Entries with bounding boxes

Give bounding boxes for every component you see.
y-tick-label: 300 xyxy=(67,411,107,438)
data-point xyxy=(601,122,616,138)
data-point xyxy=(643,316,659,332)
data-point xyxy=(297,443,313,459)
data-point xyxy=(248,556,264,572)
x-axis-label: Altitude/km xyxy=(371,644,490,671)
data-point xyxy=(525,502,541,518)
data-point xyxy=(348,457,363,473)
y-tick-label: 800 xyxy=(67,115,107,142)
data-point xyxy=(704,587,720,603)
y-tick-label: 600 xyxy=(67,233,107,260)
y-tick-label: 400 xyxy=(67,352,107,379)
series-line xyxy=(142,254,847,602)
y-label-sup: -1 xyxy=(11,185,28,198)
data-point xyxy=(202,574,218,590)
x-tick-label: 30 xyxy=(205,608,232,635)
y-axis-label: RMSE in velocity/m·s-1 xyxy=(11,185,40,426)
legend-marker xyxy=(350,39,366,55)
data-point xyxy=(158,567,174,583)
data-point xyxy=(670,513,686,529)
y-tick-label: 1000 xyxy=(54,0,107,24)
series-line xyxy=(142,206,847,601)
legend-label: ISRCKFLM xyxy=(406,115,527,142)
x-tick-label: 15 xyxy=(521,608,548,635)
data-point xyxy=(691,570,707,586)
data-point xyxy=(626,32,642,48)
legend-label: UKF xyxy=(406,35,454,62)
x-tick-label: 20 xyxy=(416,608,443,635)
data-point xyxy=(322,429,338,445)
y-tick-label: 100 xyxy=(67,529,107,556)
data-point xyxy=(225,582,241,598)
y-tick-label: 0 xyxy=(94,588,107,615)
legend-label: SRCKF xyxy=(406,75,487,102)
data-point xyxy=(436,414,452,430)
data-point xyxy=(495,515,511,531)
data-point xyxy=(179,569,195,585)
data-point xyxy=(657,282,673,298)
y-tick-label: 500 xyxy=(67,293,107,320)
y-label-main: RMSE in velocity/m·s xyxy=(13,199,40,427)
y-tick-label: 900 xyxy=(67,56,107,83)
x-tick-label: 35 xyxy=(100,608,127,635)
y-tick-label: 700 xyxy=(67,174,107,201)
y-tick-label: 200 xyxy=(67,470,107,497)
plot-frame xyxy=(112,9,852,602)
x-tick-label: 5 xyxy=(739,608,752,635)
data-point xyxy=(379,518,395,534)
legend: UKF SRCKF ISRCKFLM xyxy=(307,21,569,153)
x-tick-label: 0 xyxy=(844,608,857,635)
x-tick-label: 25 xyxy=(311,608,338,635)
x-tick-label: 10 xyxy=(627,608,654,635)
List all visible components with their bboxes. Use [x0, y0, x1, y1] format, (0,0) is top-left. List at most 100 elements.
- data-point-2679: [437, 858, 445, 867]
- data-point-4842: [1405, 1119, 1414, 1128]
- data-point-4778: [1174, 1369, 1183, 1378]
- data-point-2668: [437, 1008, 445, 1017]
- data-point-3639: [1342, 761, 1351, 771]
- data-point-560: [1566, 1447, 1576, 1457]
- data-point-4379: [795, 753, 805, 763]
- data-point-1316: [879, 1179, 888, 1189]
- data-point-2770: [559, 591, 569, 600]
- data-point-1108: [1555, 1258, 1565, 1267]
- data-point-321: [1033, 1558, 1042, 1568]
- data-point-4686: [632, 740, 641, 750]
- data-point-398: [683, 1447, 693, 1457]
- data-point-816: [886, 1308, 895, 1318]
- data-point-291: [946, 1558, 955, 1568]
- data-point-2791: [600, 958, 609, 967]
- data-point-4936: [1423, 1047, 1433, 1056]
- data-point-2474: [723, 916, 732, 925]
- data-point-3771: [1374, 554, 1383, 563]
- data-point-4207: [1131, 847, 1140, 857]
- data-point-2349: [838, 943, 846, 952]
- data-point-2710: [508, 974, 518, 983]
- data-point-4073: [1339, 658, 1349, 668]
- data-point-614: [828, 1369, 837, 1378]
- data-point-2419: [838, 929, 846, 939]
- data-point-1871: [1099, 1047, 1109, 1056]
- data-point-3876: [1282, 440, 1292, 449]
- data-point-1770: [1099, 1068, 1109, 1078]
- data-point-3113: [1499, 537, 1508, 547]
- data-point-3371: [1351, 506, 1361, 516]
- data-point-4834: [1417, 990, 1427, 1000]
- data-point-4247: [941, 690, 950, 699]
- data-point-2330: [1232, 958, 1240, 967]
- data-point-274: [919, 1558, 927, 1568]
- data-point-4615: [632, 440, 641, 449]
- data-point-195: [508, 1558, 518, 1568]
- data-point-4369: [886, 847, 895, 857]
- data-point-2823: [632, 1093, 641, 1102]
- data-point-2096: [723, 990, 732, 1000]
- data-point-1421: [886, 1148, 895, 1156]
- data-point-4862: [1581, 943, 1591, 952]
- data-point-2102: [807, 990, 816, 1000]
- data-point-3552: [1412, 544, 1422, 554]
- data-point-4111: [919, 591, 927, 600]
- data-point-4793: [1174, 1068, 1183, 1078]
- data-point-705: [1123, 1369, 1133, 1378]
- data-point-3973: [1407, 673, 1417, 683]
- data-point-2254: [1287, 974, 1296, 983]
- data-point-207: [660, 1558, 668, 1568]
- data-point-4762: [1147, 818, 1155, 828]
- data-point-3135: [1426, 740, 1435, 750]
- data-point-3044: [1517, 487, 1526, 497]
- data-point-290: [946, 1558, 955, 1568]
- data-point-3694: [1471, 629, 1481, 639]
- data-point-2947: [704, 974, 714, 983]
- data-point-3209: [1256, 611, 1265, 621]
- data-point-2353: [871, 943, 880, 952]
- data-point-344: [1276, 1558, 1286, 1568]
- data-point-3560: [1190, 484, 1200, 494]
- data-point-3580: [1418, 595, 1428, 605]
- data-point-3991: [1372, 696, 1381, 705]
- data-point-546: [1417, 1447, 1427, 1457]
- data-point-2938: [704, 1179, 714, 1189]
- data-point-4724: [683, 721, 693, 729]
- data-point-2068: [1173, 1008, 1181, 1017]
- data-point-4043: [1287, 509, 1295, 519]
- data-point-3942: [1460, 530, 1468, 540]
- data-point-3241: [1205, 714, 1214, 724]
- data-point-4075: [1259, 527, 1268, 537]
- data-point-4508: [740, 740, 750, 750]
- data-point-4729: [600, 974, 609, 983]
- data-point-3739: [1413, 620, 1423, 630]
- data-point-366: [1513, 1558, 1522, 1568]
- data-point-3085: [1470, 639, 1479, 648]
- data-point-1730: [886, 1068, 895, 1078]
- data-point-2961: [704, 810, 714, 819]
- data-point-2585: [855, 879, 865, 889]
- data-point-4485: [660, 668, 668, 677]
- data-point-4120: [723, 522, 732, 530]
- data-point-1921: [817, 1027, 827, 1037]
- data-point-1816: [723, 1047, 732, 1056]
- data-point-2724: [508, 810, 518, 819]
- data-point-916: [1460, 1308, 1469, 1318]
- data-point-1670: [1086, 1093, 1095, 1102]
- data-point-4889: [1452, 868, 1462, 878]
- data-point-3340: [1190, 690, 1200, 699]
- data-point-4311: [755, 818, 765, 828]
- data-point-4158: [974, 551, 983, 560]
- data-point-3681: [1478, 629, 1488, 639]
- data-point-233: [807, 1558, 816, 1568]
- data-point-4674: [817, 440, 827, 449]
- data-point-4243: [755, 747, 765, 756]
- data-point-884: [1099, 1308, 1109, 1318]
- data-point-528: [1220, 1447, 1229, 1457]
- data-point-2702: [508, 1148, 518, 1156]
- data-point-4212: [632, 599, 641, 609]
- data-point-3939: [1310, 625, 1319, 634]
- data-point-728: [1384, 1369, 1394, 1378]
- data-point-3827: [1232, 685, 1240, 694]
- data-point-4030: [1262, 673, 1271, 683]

_GOAL OF THE EXERCISE_.
Reproduce verbatim the portion of the entries that runs from the very beginning through the line containing "y-tick-label: 400 xyxy=(67,352,107,379)", including that line.

_EXERCISE ANSWER_.
Give bounding boxes for every component you see.
y-tick-label: 300 xyxy=(67,411,107,438)
data-point xyxy=(601,122,616,138)
data-point xyxy=(643,316,659,332)
data-point xyxy=(297,443,313,459)
data-point xyxy=(248,556,264,572)
x-axis-label: Altitude/km xyxy=(371,644,490,671)
data-point xyxy=(525,502,541,518)
data-point xyxy=(348,457,363,473)
y-tick-label: 800 xyxy=(67,115,107,142)
data-point xyxy=(704,587,720,603)
y-tick-label: 600 xyxy=(67,233,107,260)
y-tick-label: 400 xyxy=(67,352,107,379)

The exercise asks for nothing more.